• [WHAT TO WORK ON]
Separate out the lines that hold "планов".

• [SUPPLIED DATA]
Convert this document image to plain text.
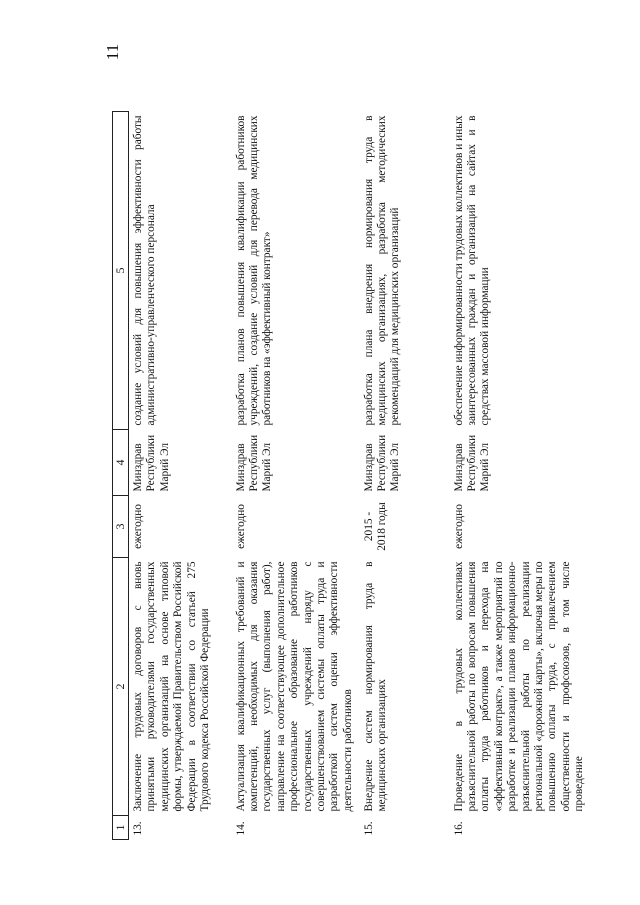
11
1	2	3	4	5
13.	Заключение трудовых договоров с вновь принятыми руководителями государственных медицинских организаций на основе типовой формы, утверждаемой Правительством Российской Федерации в соответствии со статьей 275 Трудового кодекса Российской Федерации	ежегодно	Минздрав Республики Марий Эл	создание условий для повышения эффективности работы административно-управленческого персонала
14.	Актуализация квалификационных требований и компетенций, необходимых для оказания государственных услуг (выполнения работ), направление на соответствующее дополнительное профессиональное образование работников государственных учреждений наряду с совершенствованием системы оплаты труда и разработкой систем оценки эффективности деятельности работников	ежегодно	Минздрав Республики Марий Эл	разработка планов повышения квалификации работников учреждений, создание условий для перевода медицинских работников на «эффективный контракт»
15.	Внедрение систем нормирования труда в медицинских организациях	2015 - 2018 годы	Минздрав Республики Марий Эл	разработка плана внедрения нормирования труда в медицинских организациях, разработка методических рекомендаций для медицинских организаций
16.	Проведение в трудовых коллективах разъяснительной работы по вопросам повышения оплаты труда работников и перехода на «эффективный контракт», а также мероприятий по разработке и реализации планов информационно-разъяснительной работы по реализации региональной «дорожной карты», включая меры по повышению оплаты труда, с привлечением общественности и профсоюзов, в том числе проведение	ежегодно	Минздрав Республики Марий Эл	обеспечение информированности трудовых коллективов и иных заинтересованных граждан и организаций на сайтах и в средствах массовой информации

• [REPLY TO THE EXERCISE]
14.	Актуализация квалификационных требований и компетенций, необходимых для оказания государственных услуг (выполнения работ), направление на соответствующее дополнительное профессиональное образование работников государственных учреждений наряду с совершенствованием системы оплаты труда и разработкой систем оценки эффективности деятельности работников	ежегодно	Минздрав Республики Марий Эл	разработка планов повышения квалификации работников учреждений, создание условий для перевода медицинских работников на «эффективный контракт»
16.	Проведение в трудовых коллективах разъяснительной работы по вопросам повышения оплаты труда работников и перехода на «эффективный контракт», а также мероприятий по разработке и реализации планов информационно-разъяснительной работы по реализации региональной «дорожной карты», включая меры по повышению оплаты труда, с привлечением общественности и профсоюзов, в том числе проведение	ежегодно	Минздрав Республики Марий Эл	обеспечение информированности трудовых коллективов и иных заинтересованных граждан и организаций на сайтах и в средствах массовой информации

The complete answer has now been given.